## TASK BRIEF
Output each entry below as it stands, leaving out every picture.

## SUPPLIED MATERIAL

* Start *

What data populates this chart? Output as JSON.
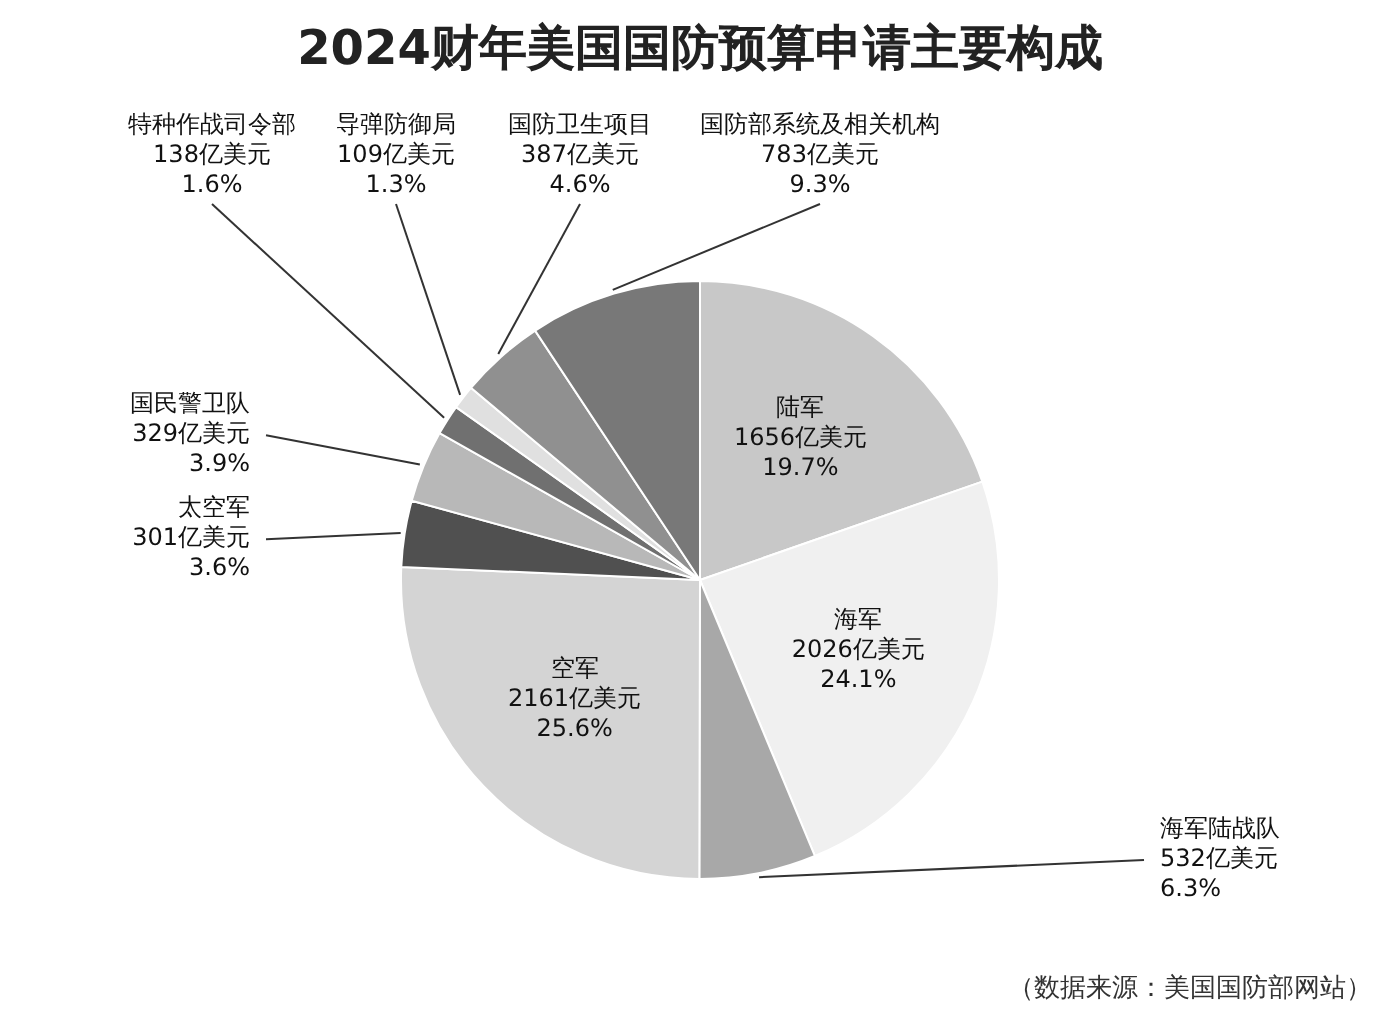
{
  "chart_data": {
    "type": "pie",
    "title": "2024财年美国国防预算申请主要构成",
    "categories": [
      "陆军",
      "海军",
      "海军陆战队",
      "空军",
      "太空军",
      "国民警卫队",
      "特种作战司令部",
      "导弹防御局",
      "国防卫生项目",
      "国防部系统及相关机构"
    ],
    "values": [
      1656,
      2026,
      532,
      2161,
      301,
      329,
      138,
      109,
      387,
      783
    ],
    "value_labels": [
      "1656亿美元\n19.7%",
      "2026亿美元\n24.1%",
      "532亿美元\n6.3%",
      "2161亿美元\n25.6%",
      "301亿美元\n3.6%",
      "329亿美元\n3.9%",
      "138亿美元\n1.6%",
      "109亿美元\n1.3%",
      "387亿美元\n4.6%",
      "783亿美元\n9.3%"
    ],
    "colors": [
      "#c8c8c8",
      "#f0f0f0",
      "#a8a8a8",
      "#d4d4d4",
      "#505050",
      "#b8b8b8",
      "#707070",
      "#e0e0e0",
      "#909090",
      "#787878"
    ],
    "annotations": [
      "（数据来源：美国国防部网站）"
    ],
    "legend": false
  }
}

* End *

## REPLY TO THE TASK
What data populates this chart? Output as JSON.
{
  "chart_data": {
    "type": "pie",
    "title": "2024财年美国国防预算申请主要构成",
    "categories": [
      "陆军",
      "海军",
      "海军陆战队",
      "空军",
      "太空军",
      "国民警卫队",
      "特种作战司令部",
      "导弹防御局",
      "国防卫生项目",
      "国防部系统及相关机构"
    ],
    "values": [
      1656,
      2026,
      532,
      2161,
      301,
      329,
      138,
      109,
      387,
      783
    ],
    "value_labels": [
      "1656亿美元\n19.7%",
      "2026亿美元\n24.1%",
      "532亿美元\n6.3%",
      "2161亿美元\n25.6%",
      "301亿美元\n3.6%",
      "329亿美元\n3.9%",
      "138亿美元\n1.6%",
      "109亿美元\n1.3%",
      "387亿美元\n4.6%",
      "783亿美元\n9.3%"
    ],
    "colors": [
      "#c8c8c8",
      "#f0f0f0",
      "#a8a8a8",
      "#d4d4d4",
      "#505050",
      "#b8b8b8",
      "#707070",
      "#e0e0e0",
      "#909090",
      "#787878"
    ],
    "annotations": [
      "（数据来源：美国国防部网站）"
    ],
    "legend": false
  }
}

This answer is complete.